#### Problem details
Count each line below that has "Číně" anywhere in it. Answer with the total alone.

#### Records for the task
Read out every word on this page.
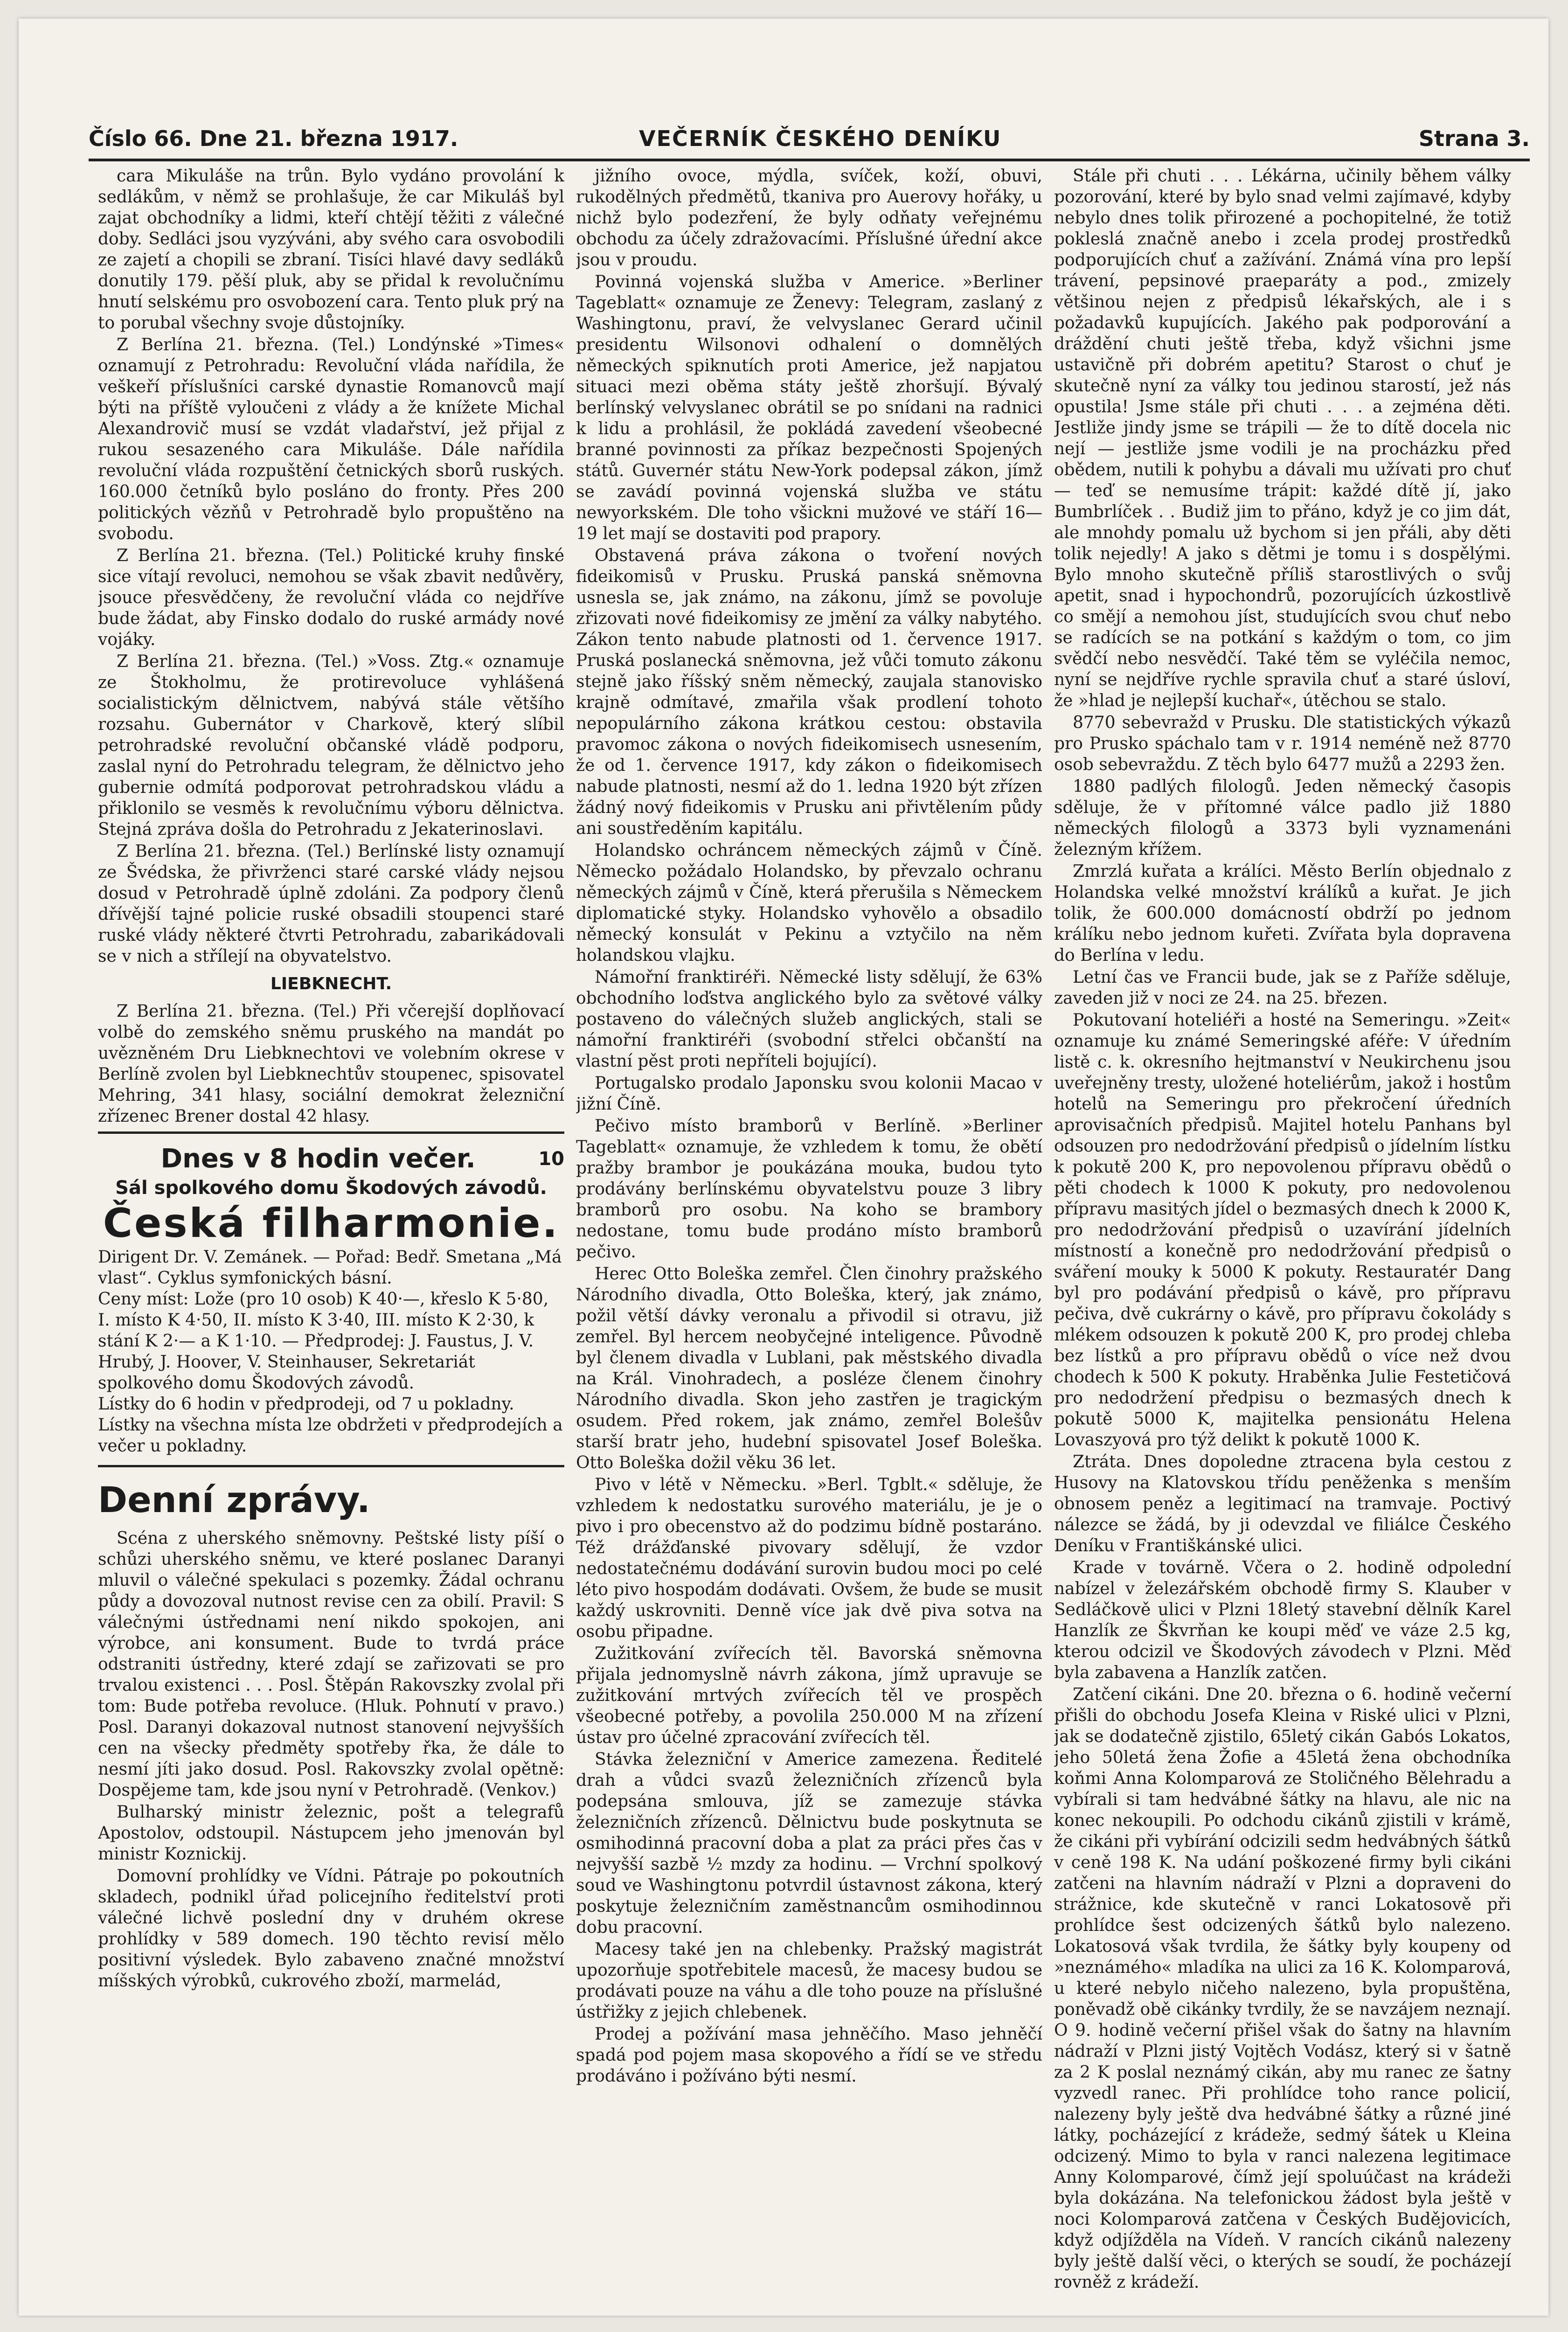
Číslo 66. Dne 21. března 1917.	VEČERNÍK ČESKÉHO DENÍKU	Strana 3.

cara Mikuláše na trůn. Bylo vydáno provolání k sedlákům, v němž se prohlašuje, že car Mikuláš byl zajat obchodníky a lidmi, kteří chtějí těžiti z válečné doby. Sedláci jsou vyzýváni, aby svého cara osvobodili ze zajetí a chopili se zbraní. Tisíci hlavé davy sedláků donutily 179. pěší pluk, aby se přidal k revolučnímu hnutí selskému pro osvobození cara. Tento pluk prý na to porubal všechny svoje důstojníky.

Z Berlína 21. března. (Tel.) Londýnské »Times« oznamují z Petrohradu: Revoluční vláda nařídila, že veškeří příslušníci carské dynastie Romanovců mají býti na příště vyloučeni z vlády a že knížete Michal Alexandrovič musí se vzdát vladařství, jež přijal z rukou sesazeného cara Mikuláše. Dále nařídila revoluční vláda rozpuštění četnických sborů ruských. 160.000 četníků bylo posláno do fronty. Přes 200 politických vězňů v Petrohradě bylo propuštěno na svobodu.

Z Berlína 21. března. (Tel.) Politické kruhy finské sice vítají revoluci, nemohou se však zbavit nedůvěry, jsouce přesvědčeny, že revoluční vláda co nejdříve bude žádat, aby Finsko dodalo do ruské armády nové vojáky.

Z Berlína 21. března. (Tel.) »Voss. Ztg.« oznamuje ze Štokholmu, že protirevoluce vyhlášená socialistickým dělnictvem, nabývá stále většího rozsahu. Gubernátor v Charkově, který slíbil petrohradské revoluční občanské vládě podporu, zaslal nyní do Petrohradu telegram, že dělnictvo jeho gubernie odmítá podporovat petrohradskou vládu a přiklonilo se vesměs k revolučnímu výboru dělnictva. Stejná zpráva došla do Petrohradu z Jekaterinoslavi.

Z Berlína 21. března. (Tel.) Berlínské listy oznamují ze Švédska, že přivrženci staré carské vlády nejsou dosud v Petrohradě úplně zdoláni. Za podpory členů dřívější tajné policie ruské obsadili stoupenci staré ruské vlády některé čtvrti Petrohradu, zabarikádovali se v nich a střílejí na obyvatelstvo.

LIEBKNECHT.

Z Berlína 21. března. (Tel.) Při včerejší doplňovací volbě do zemského sněmu pruského na mandát po uvězněném Dru Liebknechtovi ve volebním okrese v Berlíně zvolen byl Liebknechtův stoupenec, spisovatel Mehring, 341 hlasy, sociální demokrat železniční zřízenec Brener dostal 42 hlasy.

10
Dnes v 8 hodin večer.
Sál spolkového domu Škodových závodů.
Česká filharmonie.
Dirigent Dr. V. Zemánek. — Pořad: Bedř. Smetana „Má vlast“. Cyklus symfonických básní.
Ceny míst: Lože (pro 10 osob) K 40·—, křeslo K 5·80, I. místo K 4·50, II. místo K 3·40, III. místo K 2·30, k stání K 2·— a K 1·10. — Předprodej: J. Faustus, J. V. Hrubý, J. Hoover, V. Steinhauser, Sekretariát spolkového domu Škodových závodů.
Lístky do 6 hodin v předprodeji, od 7 u pokladny. Lístky na všechna místa lze obdržeti v předprodejích a večer u pokladny.
Denní zprávy.

Scéna z uherského sněmovny. Peštské listy píší o schůzi uherského sněmu, ve které poslanec Daranyi mluvil o válečné spekulaci s pozemky. Žádal ochranu půdy a dovozoval nutnost revise cen za obilí. Pravil: S válečnými ústřednami není nikdo spokojen, ani výrobce, ani konsument. Bude to tvrdá práce odstraniti ústředny, které zdají se zařizovati se pro trvalou existenci . . . Posl. Štěpán Rakovszky zvolal při tom: Bude potřeba revoluce. (Hluk. Pohnutí v pravo.) Posl. Daranyi dokazoval nutnost stanovení nejvyšších cen na všecky předměty spotřeby řka, že dále to nesmí jíti jako dosud. Posl. Rakovszky zvolal opětně: Dospějeme tam, kde jsou nyní v Petrohradě. (Venkov.)

Bulharský ministr železnic, pošt a telegrafů Apostolov, odstoupil. Nástupcem jeho jmenován byl ministr Koznickij.

Domovní prohlídky ve Vídni. Pátraje po pokoutních skladech, podnikl úřad policejního ředitelství proti válečné lichvě poslední dny v druhém okrese prohlídky v 589 domech. 190 těchto revisí mělo positivní výsledek. Bylo zabaveno značné množství míšských výrobků, cukrového zboží, marmelád,

jižního ovoce, mýdla, svíček, koží, obuvi, rukodělných předmětů, tkaniva pro Auerovy hořáky, u nichž bylo podezření, že byly odňaty veřejnému obchodu za účely zdražovacími. Příslušné úřední akce jsou v proudu.

Povinná vojenská služba v Americe. »Berliner Tageblatt« oznamuje ze Ženevy: Telegram, zaslaný z Washingtonu, praví, že velvyslanec Gerard učinil presidentu Wilsonovi odhalení o domnělých německých spiknutích proti Americe, jež napjatou situaci mezi oběma státy ještě zhoršují. Bývalý berlínský velvyslanec obrátil se po snídani na radnici k lidu a prohlásil, že pokládá zavedení všeobecné branné povinnosti za příkaz bezpečnosti Spojených států. Guvernér státu New-York podepsal zákon, jímž se zavádí povinná vojenská služba ve státu newyorkském. Dle toho všickni mužové ve stáří 16—19 let mají se dostaviti pod prapory.

Obstavená práva zákona o tvoření nových fideikomisů v Prusku. Pruská panská sněmovna usnesla se, jak známo, na zákonu, jímž se povoluje zřizovati nové fideikomisy ze jmění za války nabytého. Zákon tento nabude platnosti od 1. července 1917. Pruská poslanecká sněmovna, jež vůči tomuto zákonu stejně jako říšský sněm německý, zaujala stanovisko krajně odmítavé, zmařila však prodlení tohoto nepopulárního zákona krátkou cestou: obstavila pravomoc zákona o nových fideikomisech usnesením, že od 1. července 1917, kdy zákon o fideikomisech nabude platnosti, nesmí až do 1. ledna 1920 být zřízen žádný nový fideikomis v Prusku ani přivtělením půdy ani soustředěním kapitálu.

Holandsko ochráncem německých zájmů v Číně. Německo požádalo Holandsko, by převzalo ochranu německých zájmů v Číně, která přerušila s Německem diplomatické styky. Holandsko vyhovělo a obsadilo německý konsulát v Pekinu a vztyčilo na něm holandskou vlajku.

Námořní franktiréři. Německé listy sdělují, že 63% obchodního loďstva anglického bylo za světové války postaveno do válečných služeb anglických, stali se námořní franktiréři (svobodní střelci občanští na vlastní pěst proti nepříteli bojující).

Portugalsko prodalo Japonsku svou kolonii Macao v jižní Číně.

Pečivo místo bramborů v Berlíně. »Berliner Tageblatt« oznamuje, že vzhledem k tomu, že obětí pražby brambor je poukázána mouka, budou tyto prodávány berlínskému obyvatelstvu pouze 3 libry bramborů pro osobu. Na koho se brambory nedostane, tomu bude prodáno místo bramborů pečivo.

Herec Otto Boleška zemřel. Člen činohry pražského Národního divadla, Otto Boleška, který, jak známo, požil větší dávky veronalu a přivodil si otravu, již zemřel. Byl hercem neobyčejné inteligence. Původně byl členem divadla v Lublani, pak městského divadla na Král. Vinohradech, a posléze členem činohry Národního divadla. Skon jeho zastřen je tragickým osudem. Před rokem, jak známo, zemřel Bolešův starší bratr jeho, hudební spisovatel Josef Boleška. Otto Boleška dožil věku 36 let.

Pivo v létě v Německu. »Berl. Tgblt.« sděluje, že vzhledem k nedostatku surového materiálu, je je o pivo i pro obecenstvo až do podzimu bídně postaráno. Též drážďanské pivovary sdělují, že vzdor nedostatečnému dodávání surovin budou moci po celé léto pivo hospodám dodávati. Ovšem, že bude se musit každý uskrovniti. Denně více jak dvě piva sotva na osobu připadne.

Zužitkování zvířecích těl. Bavorská sněmovna přijala jednomyslně návrh zákona, jímž upravuje se zužitkování mrtvých zvířecích těl ve prospěch všeobecné potřeby, a povolila 250.000 M na zřízení ústav pro účelné zpracování zvířecích těl.

Stávka železniční v Americe zamezena. Ředitelé drah a vůdci svazů železničních zřízenců byla podepsána smlouva, jíž se zamezuje stávka železničních zřízenců. Dělnictvu bude poskytnuta se osmihodinná pracovní doba a plat za práci přes čas v nejvyšší sazbě ½ mzdy za hodinu. — Vrchní spolkový soud ve Washingtonu potvrdil ústavnost zákona, který poskytuje železničním zaměstnancům osmihodinnou dobu pracovní.

Macesy také jen na chlebenky. Pražský magistrát upozorňuje spotřebitele macesů, že macesy budou se prodávati pouze na váhu a dle toho pouze na příslušné ústřižky z jejich chlebenek.

Prodej a požívání masa jehněčího. Maso jehněčí spadá pod pojem masa skopového a řídí se ve středu prodáváno i požíváno býti nesmí.

Stále při chuti . . . Lékárna, učinily během války pozorování, které by bylo snad velmi zajímavé, kdyby nebylo dnes tolik přirozené a pochopitelné, že totiž pokleslá značně anebo i zcela prodej prostředků podporujících chuť a zažívání. Známá vína pro lepší trávení, pepsinové praeparáty a pod., zmizely většinou nejen z předpisů lékařských, ale i s požadavků kupujících. Jakého pak podporování a dráždění chuti ještě třeba, když všichni jsme ustavičně při dobrém apetitu? Starost o chuť je skutečně nyní za války tou jedinou starostí, jež nás opustila! Jsme stále při chuti . . . a zejména děti. Jestliže jindy jsme se trápili — že to dítě docela nic nejí — jestliže jsme vodili je na procházku před obědem, nutili k pohybu a dávali mu užívati pro chuť — teď se nemusíme trápit: každé dítě jí, jako Bumbrlíček . . Budiž jim to přáno, když je co jim dát, ale mnohdy pomalu už bychom si jen přáli, aby děti tolik nejedly! A jako s dětmi je tomu i s dospělými. Bylo mnoho skutečně příliš starostlivých o svůj apetit, snad i hypochondrů, pozorujících úzkostlivě co smějí a nemohou jíst, studujících svou chuť nebo se radících se na potkání s každým o tom, co jim svědčí nebo nesvědčí. Také těm se vyléčila nemoc, nyní se nejdříve rychle spravila chuť a staré úsloví, že »hlad je nejlepší kuchař«, útěchou se stalo.

8770 sebevražd v Prusku. Dle statistických výkazů pro Prusko spáchalo tam v r. 1914 neméně než 8770 osob sebevraždu. Z těch bylo 6477 mužů a 2293 žen.

1880 padlých filologů. Jeden německý časopis sděluje, že v přítomné válce padlo již 1880 německých filologů a 3373 byli vyznamenáni železným křížem.

Zmrzlá kuřata a králíci. Město Berlín objednalo z Holandska velké množství králíků a kuřat. Je jich tolik, že 600.000 domácností obdrží po jednom králíku nebo jednom kuřeti. Zvířata byla dopravena do Berlína v ledu.

Letní čas ve Francii bude, jak se z Paříže sděluje, zaveden již v noci ze 24. na 25. březen.

Pokutovaní hoteliéři a hosté na Semeringu. »Zeit« oznamuje ku známé Semeringské aféře: V úředním listě c. k. okresního hejtmanství v Neukirchenu jsou uveřejněny tresty, uložené hoteliérům, jakož i hostům hotelů na Semeringu pro překročení úředních aprovisačních předpisů. Majitel hotelu Panhans byl odsouzen pro nedodržování předpisů o jídelním lístku k pokutě 200 K, pro nepovolenou přípravu obědů o pěti chodech k 1000 K pokuty, pro nedovolenou přípravu masitých jídel o bezmasých dnech k 2000 K, pro nedodržování předpisů o uzavírání jídelních místností a konečně pro nedodržování předpisů o sváření mouky k 5000 K pokuty. Restauratér Dang byl pro podávání předpisů o kávě, pro přípravu pečiva, dvě cukrárny o kávě, pro přípravu čokolády s mlékem odsouzen k pokutě 200 K, pro prodej chleba bez lístků a pro přípravu obědů o více než dvou chodech k 500 K pokuty. Hraběnka Julie Festetičová pro nedodržení předpisu o bezmasých dnech k pokutě 5000 K, majitelka pensionátu Helena Lovaszyová pro týž delikt k pokutě 1000 K.

Ztráta. Dnes dopoledne ztracena byla cestou z Husovy na Klatovskou třídu peněženka s menším obnosem peněz a legitimací na tramvaje. Poctivý nálezce se žádá, by ji odevzdal ve filiálce Českého Deníku v Františkánské ulici.

Krade v továrně. Včera o 2. hodině odpolední nabízel v železářském obchodě firmy S. Klauber v Sedláčkově ulici v Plzni 18letý stavební dělník Karel Hanzlík ze Škvrňan ke koupi měď ve váze 2.5 kg, kterou odcizil ve Škodových závodech v Plzni. Měď byla zabavena a Hanzlík zatčen.

Zatčení cikáni. Dne 20. března o 6. hodině večerní přišli do obchodu Josefa Kleina v Riské ulici v Plzni, jak se dodatečně zjistilo, 65letý cikán Gabós Lokatos, jeho 50letá žena Žofie a 45letá žena obchodníka koňmi Anna Kolomparová ze Stoličného Bělehradu a vybírali si tam hedvábné šátky na hlavu, ale nic na konec nekoupili. Po odchodu cikánů zjistili v krámě, že cikáni při vybírání odcizili sedm hedvábných šátků v ceně 198 K. Na udání poškozené firmy byli cikáni zatčeni na hlavním nádraží v Plzni a dopraveni do strážnice, kde skutečně v ranci Lokatosově při prohlídce šest odcizených šátků bylo nalezeno. Lokatosová však tvrdila, že šátky byly koupeny od »neznámého« mladíka na ulici za 16 K. Kolomparová, u které nebylo ničeho nalezeno, byla propuštěna, poněvadž obě cikánky tvrdily, že se navzájem neznají. O 9. hodině večerní přišel však do šatny na hlavním nádraží v Plzni jistý Vojtěch Vodász, který si v šatně za 2 K poslal neznámý cikán, aby mu ranec ze šatny vyzvedl ranec. Při prohlídce toho rance policií, nalezeny byly ještě dva hedvábné šátky a různé jiné látky, pocházející z krádeže, sedmý šátek u Kleina odcizený. Mimo to byla v ranci nalezena legitimace Anny Kolomparové, čímž její spoluúčast na krádeži byla dokázána. Na telefonickou žádost byla ještě v noci Kolomparová zatčena v Českých Budějovicích, když odjížděla na Vídeň. V rancích cikánů nalezeny byly ještě další věci, o kterých se soudí, že pocházejí rovněž z krádeží.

#### Solution
2